TASK TO COMPLETE: From the records below, copy every line that contains the word "drop".

::::::::

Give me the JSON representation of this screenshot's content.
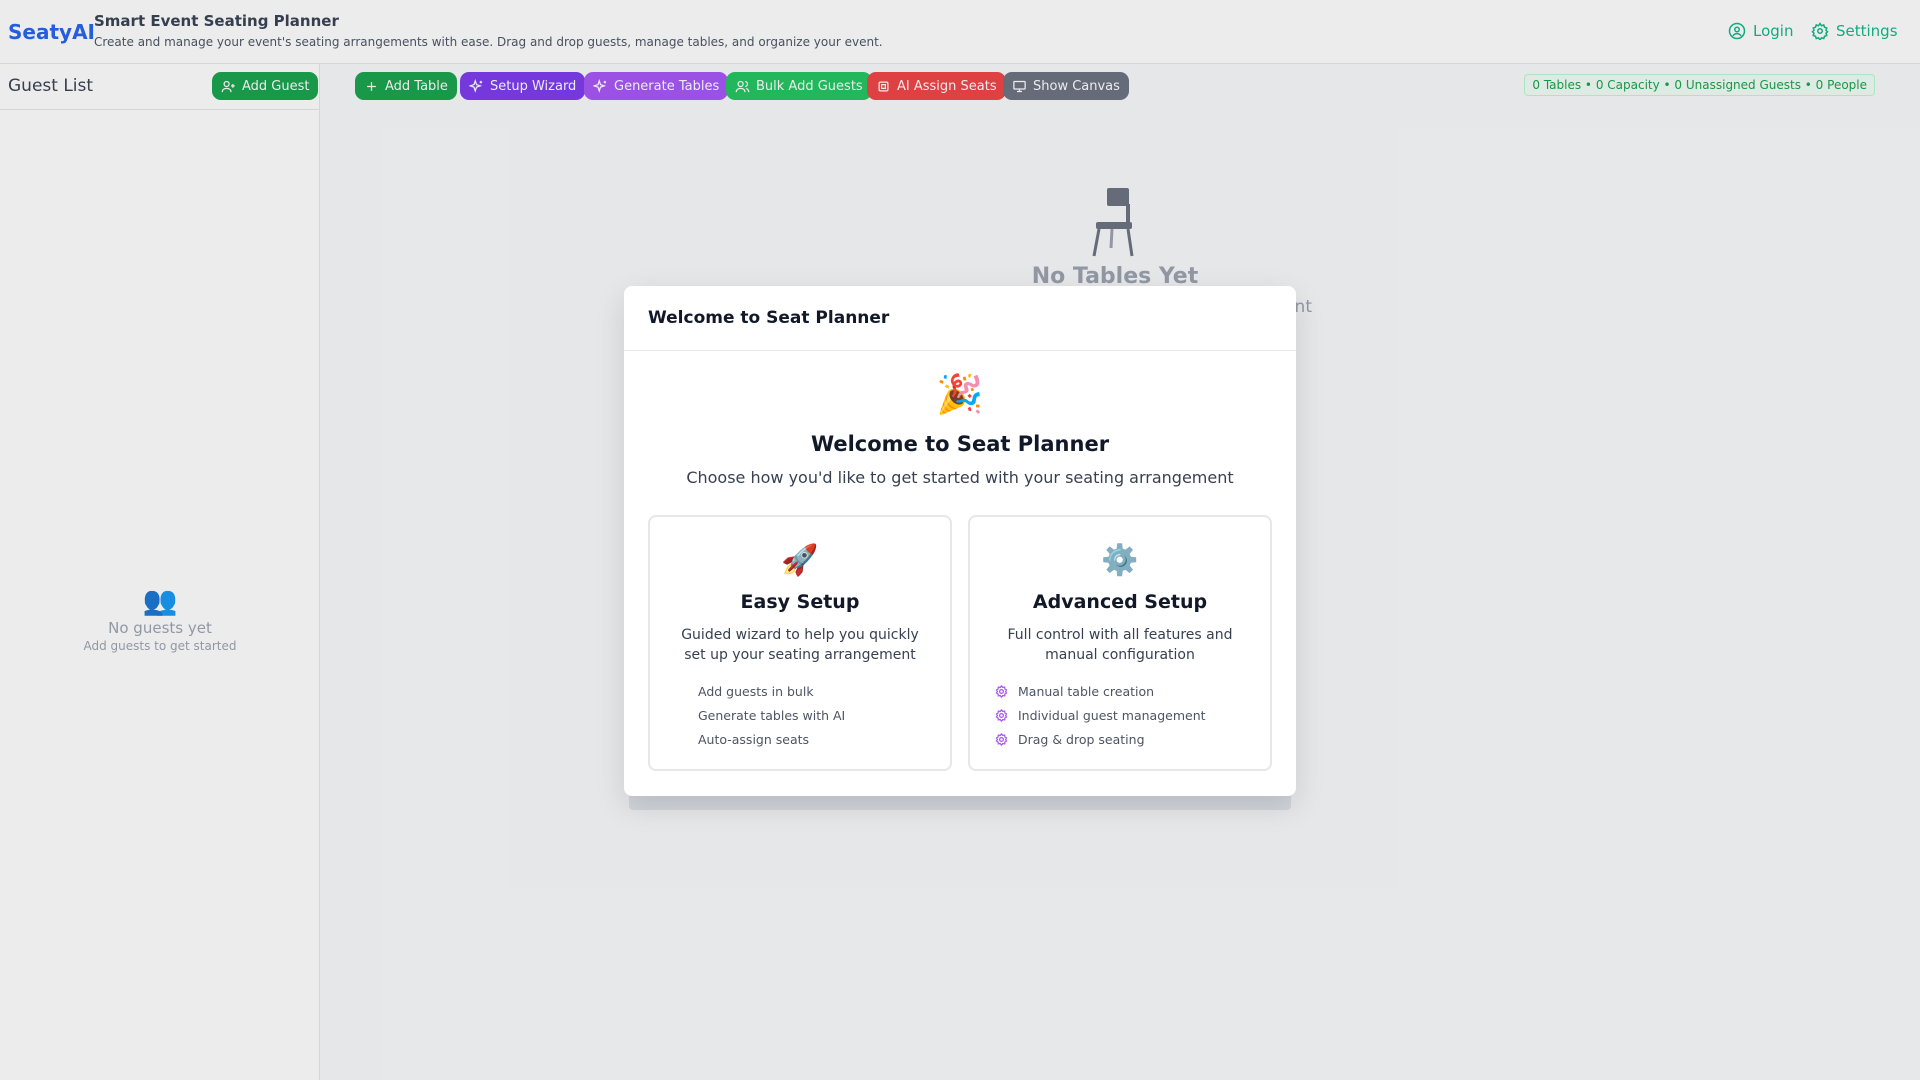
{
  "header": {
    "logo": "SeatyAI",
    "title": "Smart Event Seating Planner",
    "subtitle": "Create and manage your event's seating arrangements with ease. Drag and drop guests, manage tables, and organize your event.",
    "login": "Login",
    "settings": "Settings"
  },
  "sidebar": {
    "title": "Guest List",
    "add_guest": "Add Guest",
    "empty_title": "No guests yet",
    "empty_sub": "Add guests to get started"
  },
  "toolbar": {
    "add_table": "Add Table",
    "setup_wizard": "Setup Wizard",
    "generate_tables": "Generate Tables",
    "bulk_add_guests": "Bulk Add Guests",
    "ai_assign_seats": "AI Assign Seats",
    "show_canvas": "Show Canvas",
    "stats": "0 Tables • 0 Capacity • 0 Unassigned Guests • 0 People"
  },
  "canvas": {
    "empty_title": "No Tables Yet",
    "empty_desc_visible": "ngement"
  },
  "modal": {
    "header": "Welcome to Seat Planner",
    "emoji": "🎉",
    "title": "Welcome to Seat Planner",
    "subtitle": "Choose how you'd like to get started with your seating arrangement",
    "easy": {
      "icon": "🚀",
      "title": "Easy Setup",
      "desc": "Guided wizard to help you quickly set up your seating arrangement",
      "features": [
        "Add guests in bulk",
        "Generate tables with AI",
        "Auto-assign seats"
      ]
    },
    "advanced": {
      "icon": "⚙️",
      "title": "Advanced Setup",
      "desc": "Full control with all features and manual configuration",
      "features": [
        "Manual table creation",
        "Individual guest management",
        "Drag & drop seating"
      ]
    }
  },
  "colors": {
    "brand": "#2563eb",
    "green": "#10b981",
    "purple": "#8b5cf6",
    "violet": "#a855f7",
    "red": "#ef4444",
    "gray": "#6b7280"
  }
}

::::::::

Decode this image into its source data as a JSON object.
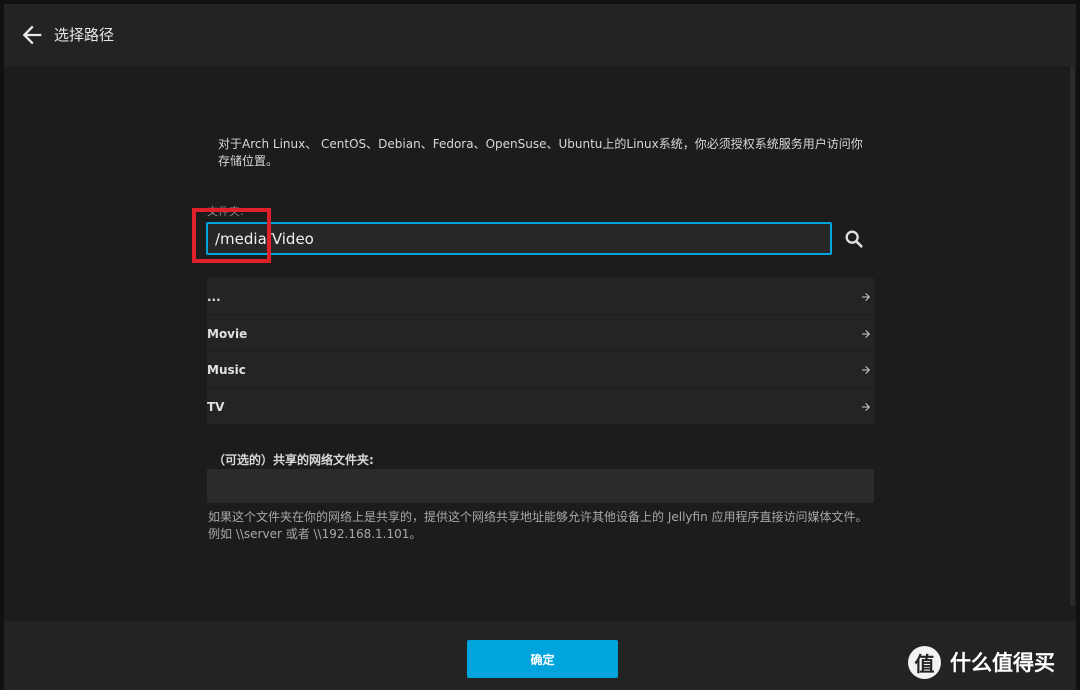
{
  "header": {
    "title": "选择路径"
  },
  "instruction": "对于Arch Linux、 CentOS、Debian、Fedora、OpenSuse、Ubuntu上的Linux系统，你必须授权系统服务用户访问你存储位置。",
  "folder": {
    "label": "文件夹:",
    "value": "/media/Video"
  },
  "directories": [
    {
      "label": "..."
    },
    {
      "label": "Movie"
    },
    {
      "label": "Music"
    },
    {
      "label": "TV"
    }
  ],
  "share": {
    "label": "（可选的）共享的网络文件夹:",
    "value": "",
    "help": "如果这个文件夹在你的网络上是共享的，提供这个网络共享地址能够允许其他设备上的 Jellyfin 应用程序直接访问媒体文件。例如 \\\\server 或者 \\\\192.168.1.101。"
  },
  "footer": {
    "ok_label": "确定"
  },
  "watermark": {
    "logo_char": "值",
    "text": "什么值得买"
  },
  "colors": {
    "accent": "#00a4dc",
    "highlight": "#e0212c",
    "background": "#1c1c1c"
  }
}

::::::::

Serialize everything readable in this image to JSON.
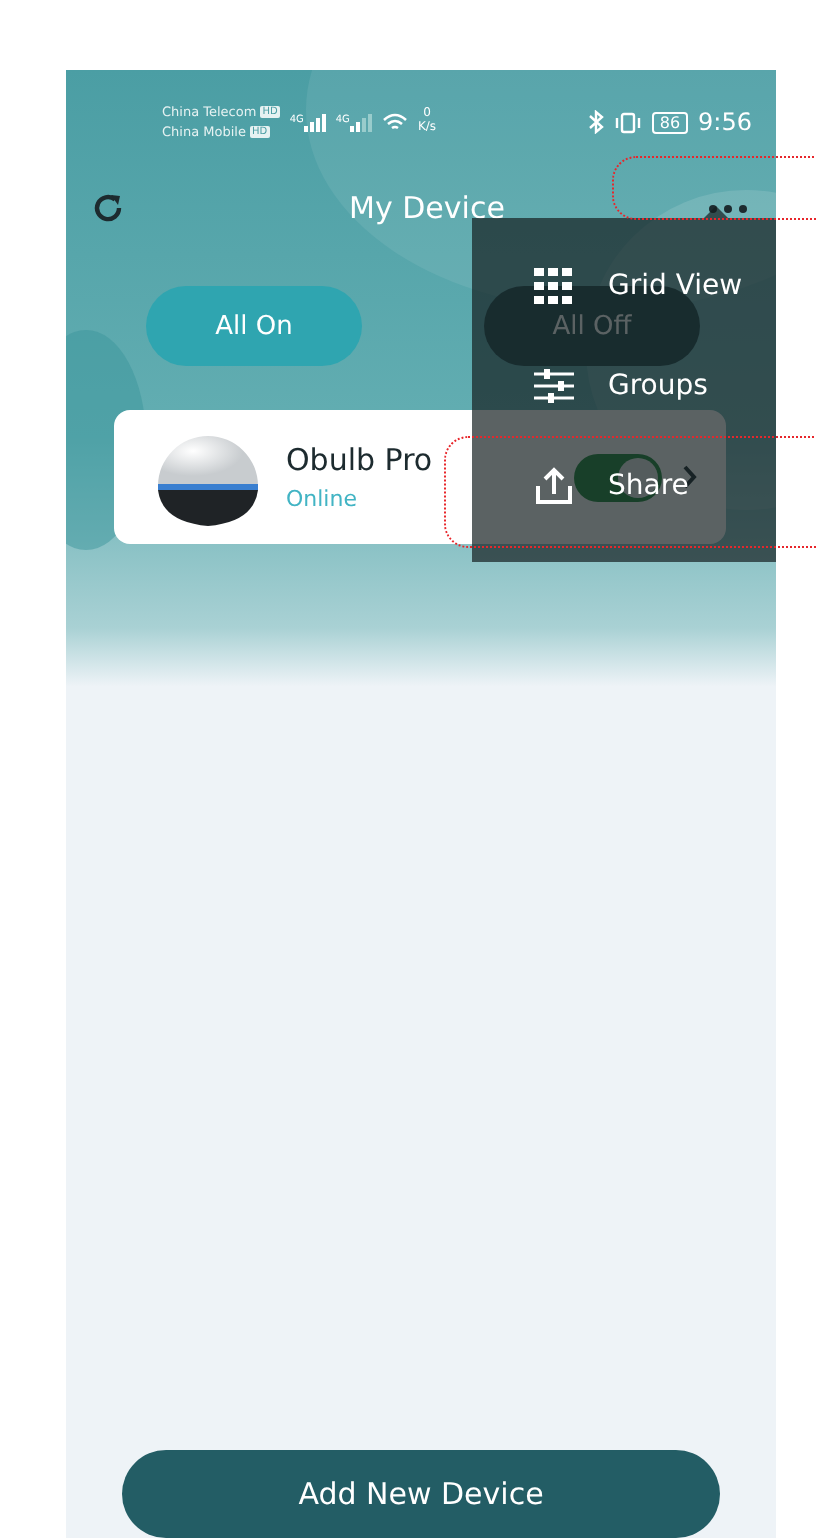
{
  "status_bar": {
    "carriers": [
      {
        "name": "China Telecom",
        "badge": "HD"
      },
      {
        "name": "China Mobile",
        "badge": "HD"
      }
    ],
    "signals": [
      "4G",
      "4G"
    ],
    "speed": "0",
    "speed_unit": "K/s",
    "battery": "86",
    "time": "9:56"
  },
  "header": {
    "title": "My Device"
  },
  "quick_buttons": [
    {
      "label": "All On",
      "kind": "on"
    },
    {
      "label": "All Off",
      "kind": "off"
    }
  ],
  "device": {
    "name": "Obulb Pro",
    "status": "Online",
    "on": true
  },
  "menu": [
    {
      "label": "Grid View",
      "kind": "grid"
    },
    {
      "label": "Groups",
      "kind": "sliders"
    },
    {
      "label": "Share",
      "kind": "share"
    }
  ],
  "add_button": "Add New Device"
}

::::::::

THE ANSWER:
    "subtitle": "Create and manage your event's seating arrangements with ease. Drag and drop guests, manage tables, and organize your event.",
        "Drag & drop seating"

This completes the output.